▸ Actions to take
[1] Translate this sentence from the forum thread on depotting eyeshadow quads into Spanish: "Please remember to do a search before posting."
[2] Summarize the forum thread on depotting eyeshadow quads in two sentences.

▸ Excerpt

************

I only did once to an extra Gentle Fumes Quad. I accidentally destroyed the Carbon, but I already have like 6 already so that was okay. Put the other 3 colors into a 15-pan palette and kept the original in the quad. I have like 13 Premade quads and I like to keep them in their original quad just as a collector's type of thing. =P


----------



## lindas1983 (Jun 23, 2008)

*Re: Does anyone depot their premade quads?*

It depends on the quad for me, the ones I feel I wouldn't really use together I depot and put in my 15 pan palette as I feel i'd be more likely to use them with my other colours, and the quads I feel I would use as a whole I keep together such as my pandamonium and gentle fumes quads.


----------



## ladyiej (Jun 24, 2008)

*Re: Does anyone depot their premade quads?*

Quote:

   Originally Posted by *Taj* 

 
_How do guys label the e/s once they are depotted to the pallette?_

 
  i write on with perm marker of put a label on the palette


----------



## ladyiej (Jun 24, 2008)

*Re: Does anyone depot their premade quads?*

i do i like keeping everything togather


----------



## BE YOUtyMARK (Jan 19, 2009)

*Help Depotting Quad?!?!*






 I just bought a MAC pallete but i have no clue on depotting my quad eyeshadow. Can someone please explain to me. I have seen a few video's on youtube but would like to know from the professionals.


----------



## jjjenko (Jan 19, 2009)

*Re: Help Depotting Quad?!?!*

...like you said..watch the youtube videos


----------



## MAC_Whore (Jan 19, 2009)

Merged with existing thread on this topic.  Please remember to do a search before posting.


----------



## ambicion6 (Jan 19, 2009)

you also get alot more space out of your 15 quads if you remove the circle dividers section.  i fit 6  more eyeshadows that way and some other smaller non-mac square ones at the very very bottom.  

sometimes a little powder will migrate elsewhere but i just blow it off and to somewhat solve the problem, i added a piece of thin bubble wrap to keep everything nice and tight, kinda how most people do with the 4 quads.

************

▸ Record extracts

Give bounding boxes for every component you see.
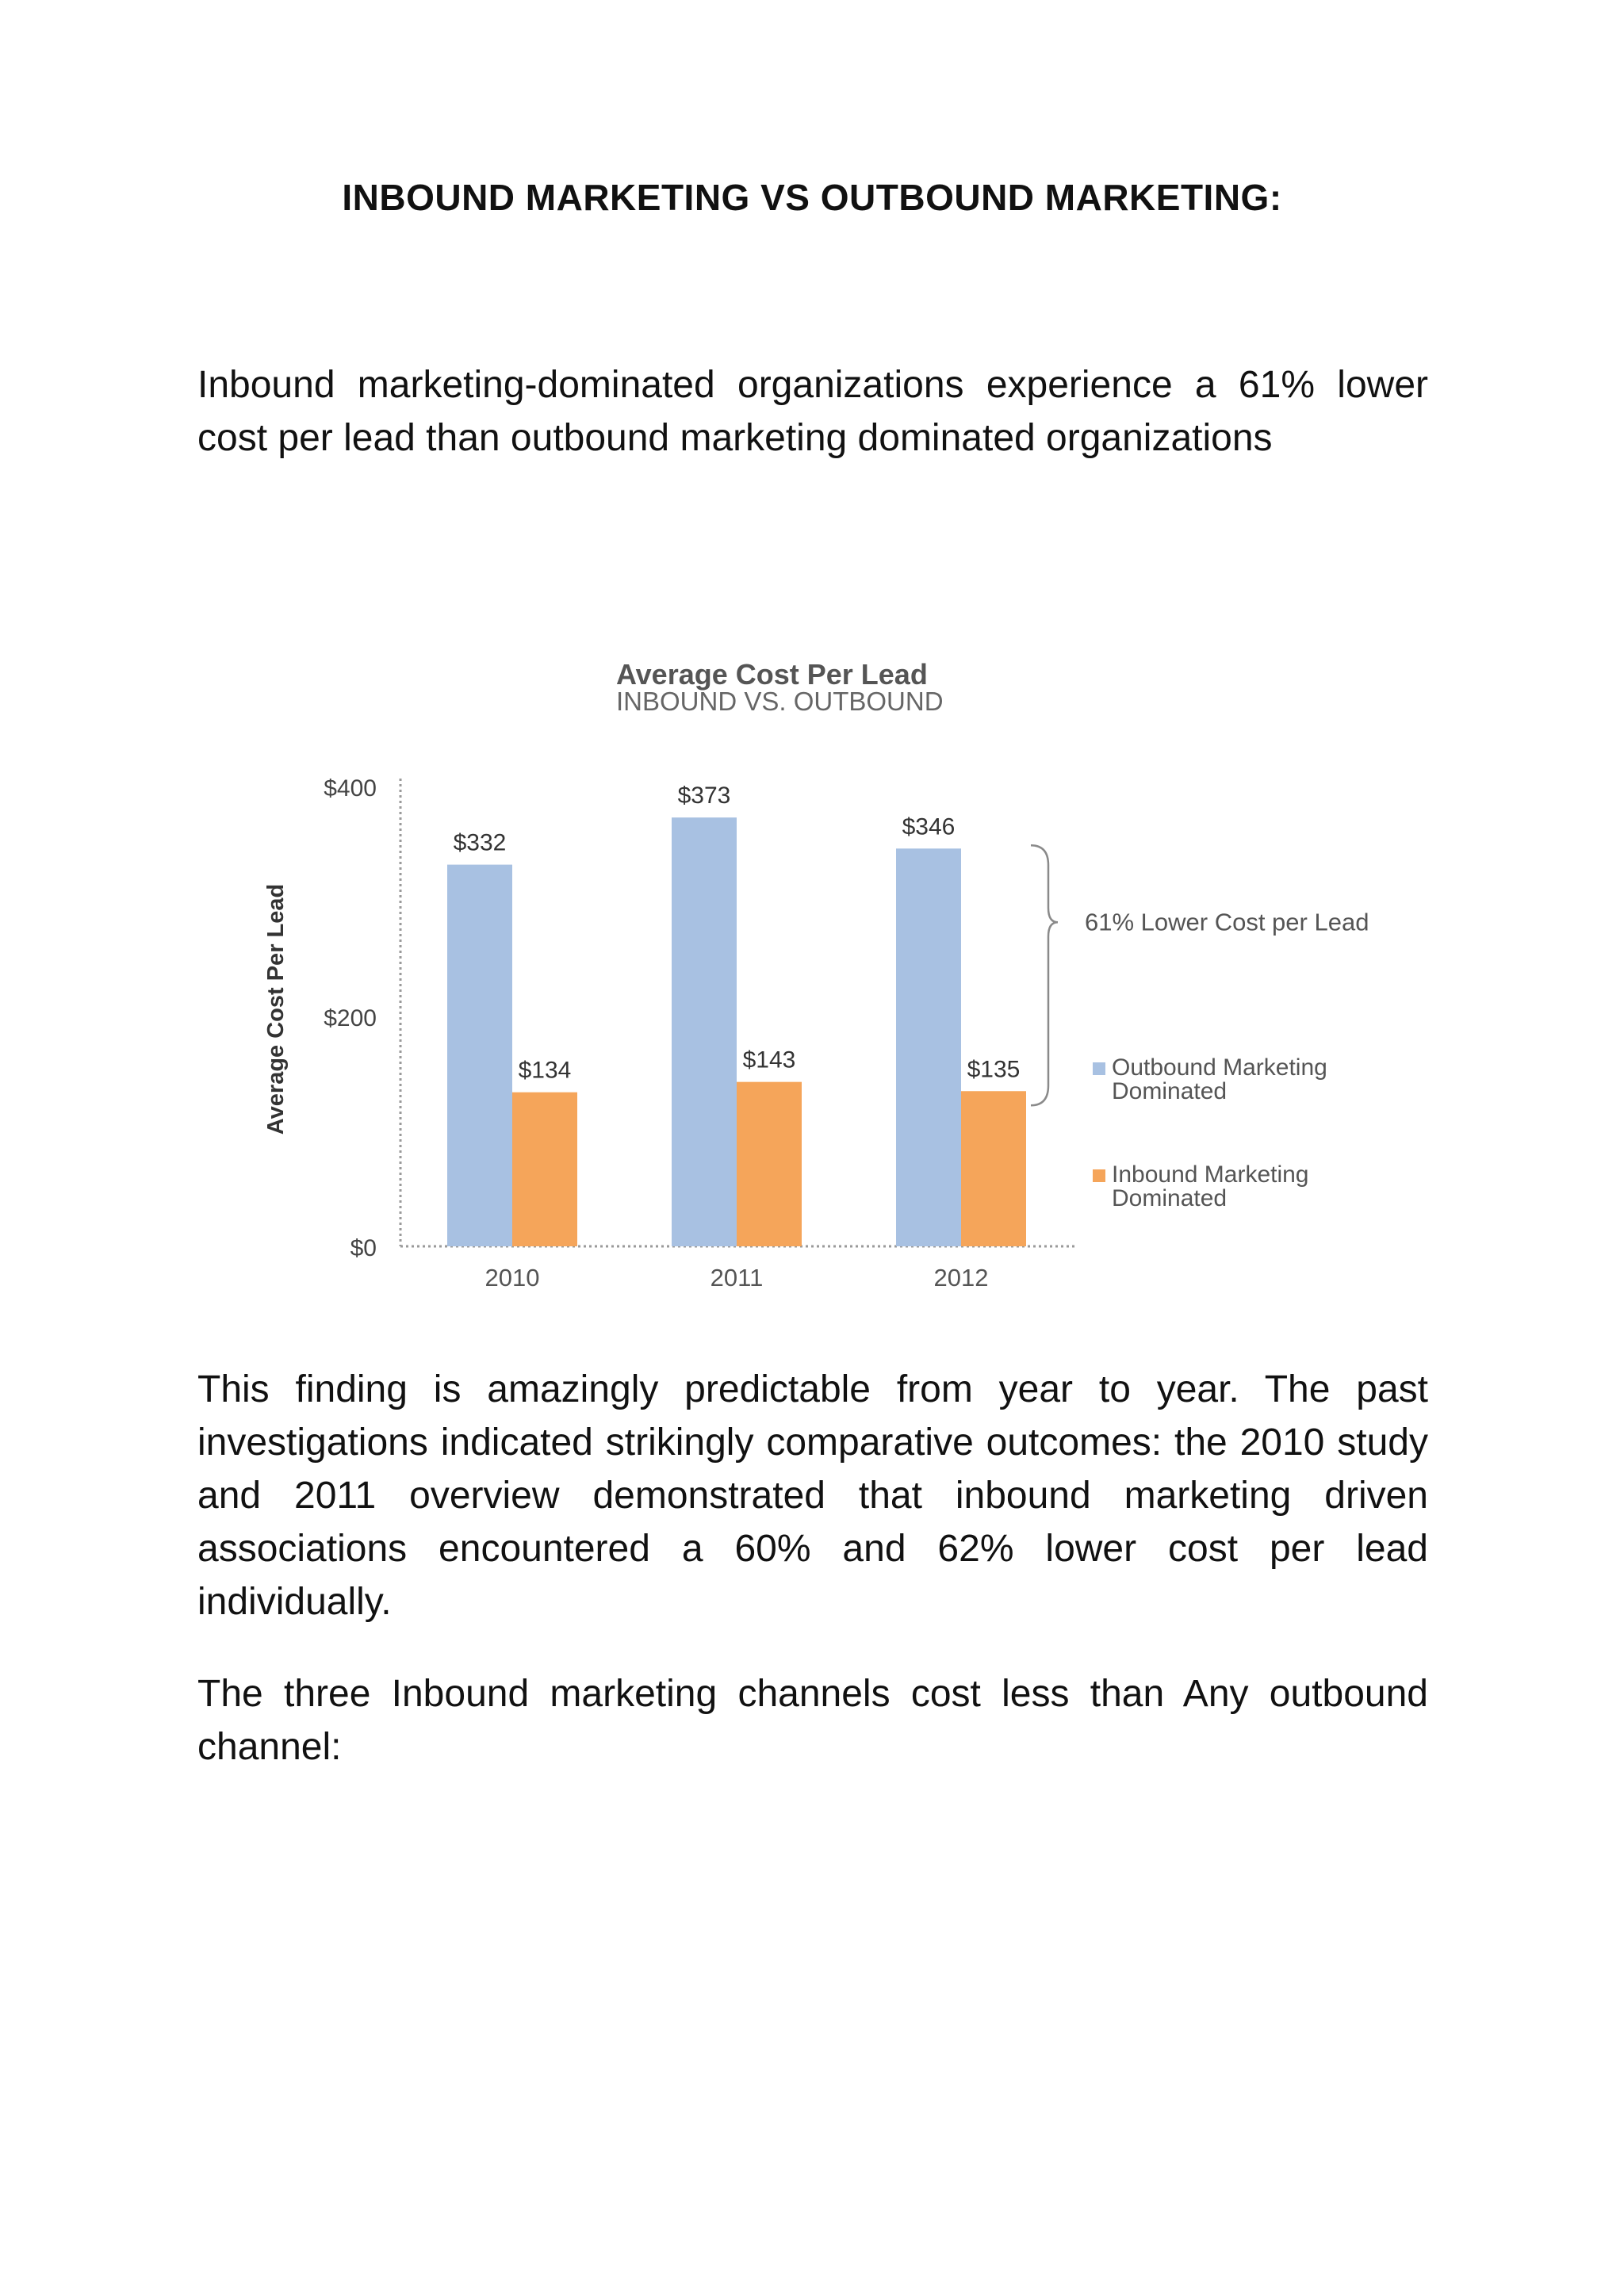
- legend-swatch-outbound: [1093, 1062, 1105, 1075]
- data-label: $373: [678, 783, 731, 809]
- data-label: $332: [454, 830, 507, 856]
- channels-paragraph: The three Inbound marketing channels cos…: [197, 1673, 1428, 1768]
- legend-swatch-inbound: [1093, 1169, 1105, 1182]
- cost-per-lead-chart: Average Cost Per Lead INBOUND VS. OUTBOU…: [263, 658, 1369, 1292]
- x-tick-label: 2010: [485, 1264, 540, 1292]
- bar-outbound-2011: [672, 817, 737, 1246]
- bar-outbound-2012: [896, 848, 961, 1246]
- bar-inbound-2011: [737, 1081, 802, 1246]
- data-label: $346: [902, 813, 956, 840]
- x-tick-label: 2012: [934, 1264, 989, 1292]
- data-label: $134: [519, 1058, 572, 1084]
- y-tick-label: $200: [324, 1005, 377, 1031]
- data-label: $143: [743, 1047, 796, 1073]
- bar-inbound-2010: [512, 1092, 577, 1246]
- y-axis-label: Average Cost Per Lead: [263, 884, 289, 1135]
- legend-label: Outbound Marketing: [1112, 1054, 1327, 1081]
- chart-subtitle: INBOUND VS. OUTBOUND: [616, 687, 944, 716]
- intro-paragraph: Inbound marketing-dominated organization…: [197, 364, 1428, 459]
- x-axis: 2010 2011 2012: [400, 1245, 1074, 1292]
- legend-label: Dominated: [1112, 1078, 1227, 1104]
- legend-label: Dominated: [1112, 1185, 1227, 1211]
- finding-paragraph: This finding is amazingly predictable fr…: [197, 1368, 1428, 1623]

************

▸ Answers for the exercise
[1] Por favor, recuerden hacer una búsqueda antes de publicar.

[2] Posters describe whether they move shades from premade quads into 15-pan palettes: some keep quads intact as collectibles or because they use the colors together, while others depot shades they would rather combine with their other colors. They also mention labeling depotted shadows with permanent marker or a label, removing the circle dividers to fit more eyeshadows, and adding thin bubble wrap to keep the pans tight.